** START OF Record list **

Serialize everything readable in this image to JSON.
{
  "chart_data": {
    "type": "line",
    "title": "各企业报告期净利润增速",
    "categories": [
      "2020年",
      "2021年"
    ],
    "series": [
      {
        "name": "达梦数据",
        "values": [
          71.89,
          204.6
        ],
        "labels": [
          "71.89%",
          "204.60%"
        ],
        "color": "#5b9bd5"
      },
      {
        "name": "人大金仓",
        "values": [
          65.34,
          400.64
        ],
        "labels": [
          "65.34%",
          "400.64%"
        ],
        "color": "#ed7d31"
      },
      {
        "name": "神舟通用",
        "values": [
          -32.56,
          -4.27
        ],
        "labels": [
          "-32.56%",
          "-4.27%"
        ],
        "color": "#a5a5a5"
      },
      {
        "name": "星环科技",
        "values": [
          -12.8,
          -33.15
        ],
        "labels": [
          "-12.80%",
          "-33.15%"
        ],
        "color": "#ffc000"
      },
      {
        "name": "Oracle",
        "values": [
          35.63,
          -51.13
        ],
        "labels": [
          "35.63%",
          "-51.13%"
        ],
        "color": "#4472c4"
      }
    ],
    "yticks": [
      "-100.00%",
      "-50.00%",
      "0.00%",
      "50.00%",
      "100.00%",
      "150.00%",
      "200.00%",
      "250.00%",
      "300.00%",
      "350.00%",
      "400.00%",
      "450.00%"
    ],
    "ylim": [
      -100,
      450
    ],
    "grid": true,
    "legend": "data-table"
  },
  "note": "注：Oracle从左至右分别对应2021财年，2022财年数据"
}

** END OF Record list **
** START OF Record list **

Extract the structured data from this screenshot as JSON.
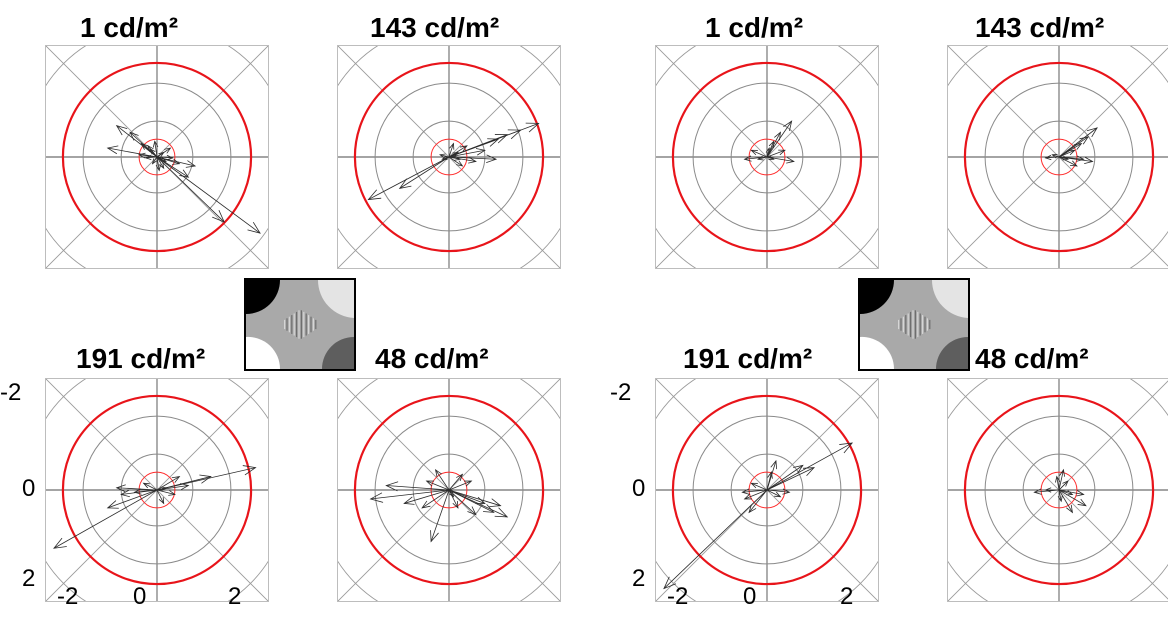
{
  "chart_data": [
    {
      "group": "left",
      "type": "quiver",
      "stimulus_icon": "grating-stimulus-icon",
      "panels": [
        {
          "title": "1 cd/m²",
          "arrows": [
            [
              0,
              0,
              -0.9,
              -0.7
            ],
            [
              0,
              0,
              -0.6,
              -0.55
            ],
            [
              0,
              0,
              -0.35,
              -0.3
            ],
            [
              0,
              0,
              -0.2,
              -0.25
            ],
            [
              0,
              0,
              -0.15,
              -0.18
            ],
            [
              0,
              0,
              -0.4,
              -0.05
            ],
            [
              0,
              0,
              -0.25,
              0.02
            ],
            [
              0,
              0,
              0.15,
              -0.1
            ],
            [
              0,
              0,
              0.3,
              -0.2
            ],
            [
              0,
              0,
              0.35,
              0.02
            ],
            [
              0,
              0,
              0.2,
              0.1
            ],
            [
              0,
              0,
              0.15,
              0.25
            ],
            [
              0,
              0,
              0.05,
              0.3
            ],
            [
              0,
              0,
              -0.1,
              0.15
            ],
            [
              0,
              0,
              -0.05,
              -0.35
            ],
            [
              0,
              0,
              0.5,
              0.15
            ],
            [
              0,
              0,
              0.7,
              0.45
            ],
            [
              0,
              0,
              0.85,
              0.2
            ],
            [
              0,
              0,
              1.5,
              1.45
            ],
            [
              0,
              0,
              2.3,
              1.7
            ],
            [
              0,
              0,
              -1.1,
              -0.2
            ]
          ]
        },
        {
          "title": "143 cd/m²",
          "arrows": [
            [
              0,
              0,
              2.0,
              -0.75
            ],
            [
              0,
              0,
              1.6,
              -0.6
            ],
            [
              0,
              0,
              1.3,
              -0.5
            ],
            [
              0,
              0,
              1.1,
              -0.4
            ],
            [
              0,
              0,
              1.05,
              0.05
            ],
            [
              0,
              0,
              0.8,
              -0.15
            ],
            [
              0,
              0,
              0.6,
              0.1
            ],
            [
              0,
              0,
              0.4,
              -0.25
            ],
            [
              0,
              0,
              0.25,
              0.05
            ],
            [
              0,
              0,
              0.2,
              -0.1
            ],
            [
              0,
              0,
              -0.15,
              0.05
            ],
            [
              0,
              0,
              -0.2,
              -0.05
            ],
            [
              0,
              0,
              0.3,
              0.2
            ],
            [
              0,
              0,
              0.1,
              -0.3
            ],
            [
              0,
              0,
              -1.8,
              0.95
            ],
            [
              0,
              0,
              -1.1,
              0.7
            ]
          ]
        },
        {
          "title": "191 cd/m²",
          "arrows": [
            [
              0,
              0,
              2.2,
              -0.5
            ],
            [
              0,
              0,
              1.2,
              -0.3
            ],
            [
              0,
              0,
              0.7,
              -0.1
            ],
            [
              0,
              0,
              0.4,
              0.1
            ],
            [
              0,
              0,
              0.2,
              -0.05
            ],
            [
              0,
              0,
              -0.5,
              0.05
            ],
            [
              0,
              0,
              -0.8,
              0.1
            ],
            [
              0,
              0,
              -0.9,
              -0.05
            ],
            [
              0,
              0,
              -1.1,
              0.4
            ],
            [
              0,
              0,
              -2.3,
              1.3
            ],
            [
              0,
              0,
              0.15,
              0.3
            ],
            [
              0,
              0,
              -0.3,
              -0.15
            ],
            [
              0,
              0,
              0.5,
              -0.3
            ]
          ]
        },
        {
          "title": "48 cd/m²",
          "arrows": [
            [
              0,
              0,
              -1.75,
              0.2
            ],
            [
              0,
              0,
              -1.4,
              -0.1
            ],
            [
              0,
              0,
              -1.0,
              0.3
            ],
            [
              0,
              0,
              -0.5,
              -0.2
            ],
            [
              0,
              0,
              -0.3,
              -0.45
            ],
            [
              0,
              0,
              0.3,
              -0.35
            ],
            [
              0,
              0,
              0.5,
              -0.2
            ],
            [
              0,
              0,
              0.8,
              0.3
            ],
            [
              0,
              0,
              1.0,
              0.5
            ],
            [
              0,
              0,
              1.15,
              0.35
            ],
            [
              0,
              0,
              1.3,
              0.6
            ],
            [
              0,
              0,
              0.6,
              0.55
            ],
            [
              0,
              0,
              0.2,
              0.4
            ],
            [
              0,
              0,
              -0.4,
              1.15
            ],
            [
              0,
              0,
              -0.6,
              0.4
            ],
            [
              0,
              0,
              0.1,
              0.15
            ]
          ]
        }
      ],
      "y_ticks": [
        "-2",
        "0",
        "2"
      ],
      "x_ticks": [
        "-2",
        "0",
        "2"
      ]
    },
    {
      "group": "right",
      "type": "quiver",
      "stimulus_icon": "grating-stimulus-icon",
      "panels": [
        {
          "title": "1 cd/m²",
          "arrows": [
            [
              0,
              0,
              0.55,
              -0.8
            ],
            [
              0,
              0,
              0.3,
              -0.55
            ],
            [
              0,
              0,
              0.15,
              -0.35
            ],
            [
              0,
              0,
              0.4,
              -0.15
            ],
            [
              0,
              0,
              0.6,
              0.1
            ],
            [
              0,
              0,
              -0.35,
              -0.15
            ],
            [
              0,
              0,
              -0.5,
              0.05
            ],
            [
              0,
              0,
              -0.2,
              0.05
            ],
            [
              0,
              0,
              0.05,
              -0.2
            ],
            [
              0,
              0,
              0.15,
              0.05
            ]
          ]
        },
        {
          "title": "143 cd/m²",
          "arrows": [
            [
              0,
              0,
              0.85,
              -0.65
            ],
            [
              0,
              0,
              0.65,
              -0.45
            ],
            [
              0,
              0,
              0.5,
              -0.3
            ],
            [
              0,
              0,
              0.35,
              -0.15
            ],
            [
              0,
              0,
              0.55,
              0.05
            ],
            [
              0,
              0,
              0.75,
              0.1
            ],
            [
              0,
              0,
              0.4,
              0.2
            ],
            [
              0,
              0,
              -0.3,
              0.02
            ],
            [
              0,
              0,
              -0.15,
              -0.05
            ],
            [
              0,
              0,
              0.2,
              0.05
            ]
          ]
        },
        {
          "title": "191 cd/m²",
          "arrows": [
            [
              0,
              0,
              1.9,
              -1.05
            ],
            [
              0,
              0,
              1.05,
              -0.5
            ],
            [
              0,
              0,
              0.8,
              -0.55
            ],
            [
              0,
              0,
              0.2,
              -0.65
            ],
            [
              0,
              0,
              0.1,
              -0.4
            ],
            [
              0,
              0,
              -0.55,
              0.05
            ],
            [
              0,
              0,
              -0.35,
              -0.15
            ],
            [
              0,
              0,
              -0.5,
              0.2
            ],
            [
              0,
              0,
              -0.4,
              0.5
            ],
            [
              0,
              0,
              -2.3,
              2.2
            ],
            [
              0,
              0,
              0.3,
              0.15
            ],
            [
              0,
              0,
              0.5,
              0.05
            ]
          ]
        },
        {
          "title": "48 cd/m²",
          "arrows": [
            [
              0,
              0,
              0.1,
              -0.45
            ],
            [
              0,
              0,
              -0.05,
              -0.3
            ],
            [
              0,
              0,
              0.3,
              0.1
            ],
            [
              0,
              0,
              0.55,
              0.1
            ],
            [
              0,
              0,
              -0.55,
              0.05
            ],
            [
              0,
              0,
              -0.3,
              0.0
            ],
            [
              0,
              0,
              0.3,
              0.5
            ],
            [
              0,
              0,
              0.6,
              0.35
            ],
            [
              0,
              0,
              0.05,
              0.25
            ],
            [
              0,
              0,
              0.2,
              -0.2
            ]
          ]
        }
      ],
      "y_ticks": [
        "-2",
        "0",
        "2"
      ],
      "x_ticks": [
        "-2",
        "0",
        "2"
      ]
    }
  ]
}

** END OF Record list **

Description of the task> Gather each line in the entries above where the string "name" is found.

Result of the task>
        "name": "达梦数据",
        "name": "人大金仓",
        "name": "神舟通用",
        "name": "星环科技",
        "name": "Oracle",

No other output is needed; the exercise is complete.